*Stored data entries*.
---

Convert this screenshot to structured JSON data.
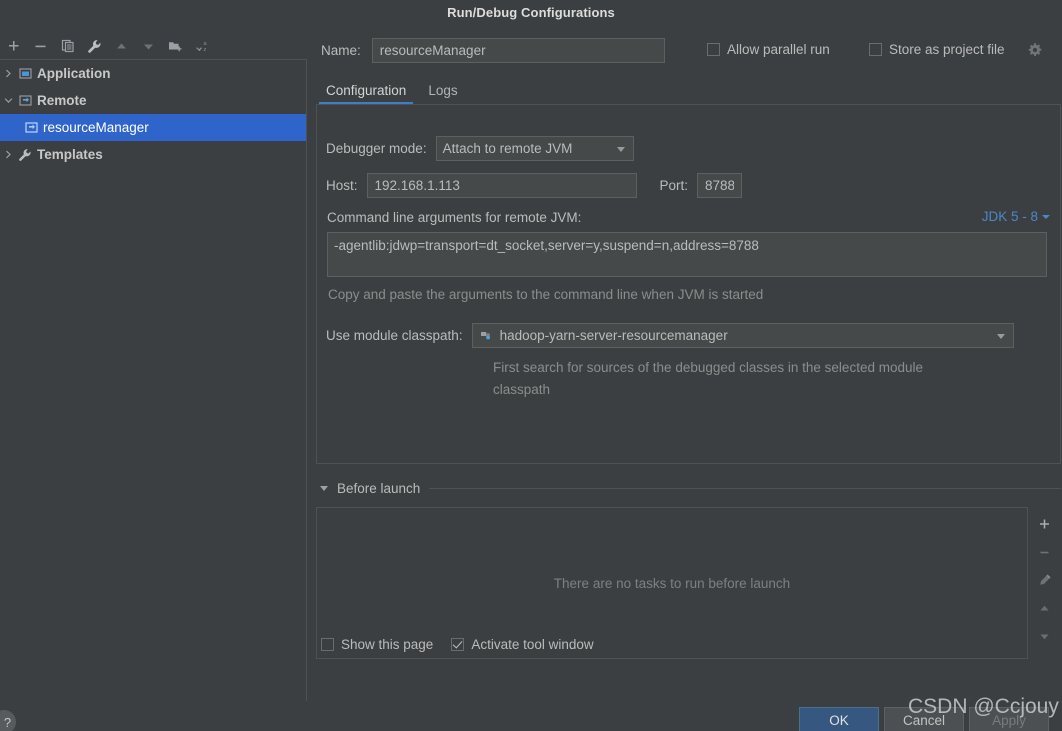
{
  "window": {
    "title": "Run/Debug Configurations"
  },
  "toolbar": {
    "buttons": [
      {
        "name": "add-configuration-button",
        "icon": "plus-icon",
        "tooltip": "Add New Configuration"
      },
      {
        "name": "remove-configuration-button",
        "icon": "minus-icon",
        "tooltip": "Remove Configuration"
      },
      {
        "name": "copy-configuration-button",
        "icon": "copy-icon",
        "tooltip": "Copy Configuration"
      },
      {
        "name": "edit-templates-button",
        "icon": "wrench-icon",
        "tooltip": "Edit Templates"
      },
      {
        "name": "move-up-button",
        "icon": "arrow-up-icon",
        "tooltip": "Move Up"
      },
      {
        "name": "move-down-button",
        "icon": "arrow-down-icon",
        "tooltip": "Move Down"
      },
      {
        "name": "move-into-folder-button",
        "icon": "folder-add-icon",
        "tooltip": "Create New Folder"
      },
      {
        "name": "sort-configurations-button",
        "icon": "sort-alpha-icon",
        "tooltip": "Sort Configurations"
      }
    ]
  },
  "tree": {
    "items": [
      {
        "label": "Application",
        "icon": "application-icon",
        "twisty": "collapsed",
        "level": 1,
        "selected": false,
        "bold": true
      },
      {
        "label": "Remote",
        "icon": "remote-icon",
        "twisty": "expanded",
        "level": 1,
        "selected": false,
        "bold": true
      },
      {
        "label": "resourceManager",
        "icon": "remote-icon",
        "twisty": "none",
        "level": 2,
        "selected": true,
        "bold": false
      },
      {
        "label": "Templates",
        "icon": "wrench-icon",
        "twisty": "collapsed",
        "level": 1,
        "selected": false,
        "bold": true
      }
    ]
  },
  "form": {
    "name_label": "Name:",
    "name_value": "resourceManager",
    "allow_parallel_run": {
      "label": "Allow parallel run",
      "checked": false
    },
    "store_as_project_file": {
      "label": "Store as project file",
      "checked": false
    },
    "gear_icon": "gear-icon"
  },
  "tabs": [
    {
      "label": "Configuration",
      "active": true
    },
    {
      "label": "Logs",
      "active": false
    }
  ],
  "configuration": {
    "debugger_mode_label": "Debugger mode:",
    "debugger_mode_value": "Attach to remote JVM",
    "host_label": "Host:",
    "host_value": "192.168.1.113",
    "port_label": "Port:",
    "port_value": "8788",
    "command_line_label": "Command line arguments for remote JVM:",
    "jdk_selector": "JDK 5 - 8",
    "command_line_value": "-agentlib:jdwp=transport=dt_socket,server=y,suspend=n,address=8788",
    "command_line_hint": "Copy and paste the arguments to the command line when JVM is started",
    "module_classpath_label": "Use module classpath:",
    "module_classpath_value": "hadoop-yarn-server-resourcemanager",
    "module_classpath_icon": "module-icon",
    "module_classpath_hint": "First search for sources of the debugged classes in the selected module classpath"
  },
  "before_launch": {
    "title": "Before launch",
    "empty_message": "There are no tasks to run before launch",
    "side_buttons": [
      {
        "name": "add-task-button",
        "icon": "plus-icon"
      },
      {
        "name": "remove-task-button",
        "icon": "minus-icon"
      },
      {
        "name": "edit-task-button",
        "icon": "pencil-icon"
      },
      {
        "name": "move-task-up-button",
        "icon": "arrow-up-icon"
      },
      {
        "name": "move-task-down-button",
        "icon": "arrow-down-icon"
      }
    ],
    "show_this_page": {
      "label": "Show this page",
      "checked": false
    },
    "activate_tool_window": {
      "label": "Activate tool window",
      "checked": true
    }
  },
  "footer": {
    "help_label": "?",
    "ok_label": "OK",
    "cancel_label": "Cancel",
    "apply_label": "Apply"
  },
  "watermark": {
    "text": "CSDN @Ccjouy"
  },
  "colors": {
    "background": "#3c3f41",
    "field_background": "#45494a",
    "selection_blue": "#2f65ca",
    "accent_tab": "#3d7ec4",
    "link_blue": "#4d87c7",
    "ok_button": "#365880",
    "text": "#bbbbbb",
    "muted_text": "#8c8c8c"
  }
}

---

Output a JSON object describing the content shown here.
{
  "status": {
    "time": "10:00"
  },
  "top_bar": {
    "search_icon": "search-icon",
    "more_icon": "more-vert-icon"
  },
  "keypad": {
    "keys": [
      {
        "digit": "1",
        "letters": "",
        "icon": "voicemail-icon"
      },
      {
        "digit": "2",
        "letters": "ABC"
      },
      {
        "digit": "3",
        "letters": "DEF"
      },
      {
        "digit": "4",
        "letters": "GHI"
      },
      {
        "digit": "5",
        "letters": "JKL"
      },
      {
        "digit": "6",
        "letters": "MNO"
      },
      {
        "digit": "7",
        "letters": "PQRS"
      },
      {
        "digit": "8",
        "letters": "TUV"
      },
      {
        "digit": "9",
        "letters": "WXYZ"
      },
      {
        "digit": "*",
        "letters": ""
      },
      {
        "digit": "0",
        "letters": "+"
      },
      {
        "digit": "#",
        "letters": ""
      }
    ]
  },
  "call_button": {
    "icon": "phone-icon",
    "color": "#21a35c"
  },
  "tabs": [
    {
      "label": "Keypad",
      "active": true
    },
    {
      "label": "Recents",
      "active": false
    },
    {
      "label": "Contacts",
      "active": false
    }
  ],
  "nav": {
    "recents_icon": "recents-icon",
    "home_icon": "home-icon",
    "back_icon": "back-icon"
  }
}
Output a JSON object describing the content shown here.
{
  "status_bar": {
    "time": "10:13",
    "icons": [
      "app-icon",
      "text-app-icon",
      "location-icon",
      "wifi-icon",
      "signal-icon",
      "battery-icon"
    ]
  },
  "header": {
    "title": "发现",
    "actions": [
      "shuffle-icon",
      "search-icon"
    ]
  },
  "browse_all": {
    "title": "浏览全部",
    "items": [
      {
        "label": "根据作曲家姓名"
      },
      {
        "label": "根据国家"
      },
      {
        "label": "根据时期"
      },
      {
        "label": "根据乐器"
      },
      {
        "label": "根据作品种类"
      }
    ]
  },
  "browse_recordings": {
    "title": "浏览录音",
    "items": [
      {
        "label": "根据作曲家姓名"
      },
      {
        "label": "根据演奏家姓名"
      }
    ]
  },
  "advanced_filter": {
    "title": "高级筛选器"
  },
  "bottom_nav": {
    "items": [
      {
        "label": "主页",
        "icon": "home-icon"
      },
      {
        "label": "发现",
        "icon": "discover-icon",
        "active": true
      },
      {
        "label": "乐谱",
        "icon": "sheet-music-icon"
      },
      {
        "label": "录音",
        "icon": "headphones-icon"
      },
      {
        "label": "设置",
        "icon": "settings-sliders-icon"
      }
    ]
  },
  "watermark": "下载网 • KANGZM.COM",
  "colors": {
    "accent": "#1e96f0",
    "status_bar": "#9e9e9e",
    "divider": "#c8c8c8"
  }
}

---

*Exercise objective*.
Which lines hold the word "search"? Show each one.

*Solution*.
    "module_classpath_hint": "First search for sources of the debugged classes in the selected module classpath"
    "search_icon": "search-icon",
      "search-icon"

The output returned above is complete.